Record excerpts:

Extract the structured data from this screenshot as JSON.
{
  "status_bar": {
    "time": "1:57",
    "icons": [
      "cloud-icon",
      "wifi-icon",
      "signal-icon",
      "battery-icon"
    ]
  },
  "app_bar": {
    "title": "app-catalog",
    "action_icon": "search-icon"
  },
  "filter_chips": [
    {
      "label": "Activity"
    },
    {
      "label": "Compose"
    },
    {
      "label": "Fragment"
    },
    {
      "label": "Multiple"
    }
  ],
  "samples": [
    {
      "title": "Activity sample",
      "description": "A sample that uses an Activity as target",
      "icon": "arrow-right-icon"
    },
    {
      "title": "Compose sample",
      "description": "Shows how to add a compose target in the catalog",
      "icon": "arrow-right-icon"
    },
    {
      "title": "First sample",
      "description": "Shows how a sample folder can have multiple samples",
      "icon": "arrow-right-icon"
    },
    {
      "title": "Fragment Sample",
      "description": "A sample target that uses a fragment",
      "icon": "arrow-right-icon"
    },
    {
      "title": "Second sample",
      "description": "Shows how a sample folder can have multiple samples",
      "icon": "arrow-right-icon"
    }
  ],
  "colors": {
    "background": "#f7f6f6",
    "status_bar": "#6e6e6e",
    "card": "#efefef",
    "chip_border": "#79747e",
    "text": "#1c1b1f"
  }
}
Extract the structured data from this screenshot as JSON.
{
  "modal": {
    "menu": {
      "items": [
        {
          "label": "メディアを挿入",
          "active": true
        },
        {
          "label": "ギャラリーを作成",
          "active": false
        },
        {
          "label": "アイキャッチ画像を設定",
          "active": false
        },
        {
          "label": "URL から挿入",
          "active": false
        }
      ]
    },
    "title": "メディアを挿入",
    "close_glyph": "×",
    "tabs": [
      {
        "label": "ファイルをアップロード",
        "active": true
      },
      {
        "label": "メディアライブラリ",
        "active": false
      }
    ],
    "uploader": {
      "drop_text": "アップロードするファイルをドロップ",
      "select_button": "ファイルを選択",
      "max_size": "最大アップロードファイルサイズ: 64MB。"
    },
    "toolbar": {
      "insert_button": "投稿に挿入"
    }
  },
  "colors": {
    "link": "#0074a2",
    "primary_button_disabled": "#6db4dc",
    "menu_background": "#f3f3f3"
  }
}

Set problem:
Every record shown above must be echoed exactly.

Worked answer:
Extract the structured data from this screenshot as JSON.
{
  "status_bar": {
    "time": "1:57",
    "icons": [
      "cloud-icon",
      "wifi-icon",
      "signal-icon",
      "battery-icon"
    ]
  },
  "app_bar": {
    "title": "app-catalog",
    "action_icon": "search-icon"
  },
  "filter_chips": [
    {
      "label": "Activity"
    },
    {
      "label": "Compose"
    },
    {
      "label": "Fragment"
    },
    {
      "label": "Multiple"
    }
  ],
  "samples": [
    {
      "title": "Activity sample",
      "description": "A sample that uses an Activity as target",
      "icon": "arrow-right-icon"
    },
    {
      "title": "Compose sample",
      "description": "Shows how to add a compose target in the catalog",
      "icon": "arrow-right-icon"
    },
    {
      "title": "First sample",
      "description": "Shows how a sample folder can have multiple samples",
      "icon": "arrow-right-icon"
    },
    {
      "title": "Fragment Sample",
      "description": "A sample target that uses a fragment",
      "icon": "arrow-right-icon"
    },
    {
      "title": "Second sample",
      "description": "Shows how a sample folder can have multiple samples",
      "icon": "arrow-right-icon"
    }
  ],
  "colors": {
    "background": "#f7f6f6",
    "status_bar": "#6e6e6e",
    "card": "#efefef",
    "chip_border": "#79747e",
    "text": "#1c1b1f"
  }
}
Extract the structured data from this screenshot as JSON.
{
  "modal": {
    "menu": {
      "items": [
        {
          "label": "メディアを挿入",
          "active": true
        },
        {
          "label": "ギャラリーを作成",
          "active": false
        },
        {
          "label": "アイキャッチ画像を設定",
          "active": false
        },
        {
          "label": "URL から挿入",
          "active": false
        }
      ]
    },
    "title": "メディアを挿入",
    "close_glyph": "×",
    "tabs": [
      {
        "label": "ファイルをアップロード",
        "active": true
      },
      {
        "label": "メディアライブラリ",
        "active": false
      }
    ],
    "uploader": {
      "drop_text": "アップロードするファイルをドロップ",
      "select_button": "ファイルを選択",
      "max_size": "最大アップロードファイルサイズ: 64MB。"
    },
    "toolbar": {
      "insert_button": "投稿に挿入"
    }
  },
  "colors": {
    "link": "#0074a2",
    "primary_button_disabled": "#6db4dc",
    "menu_background": "#f3f3f3"
  }
}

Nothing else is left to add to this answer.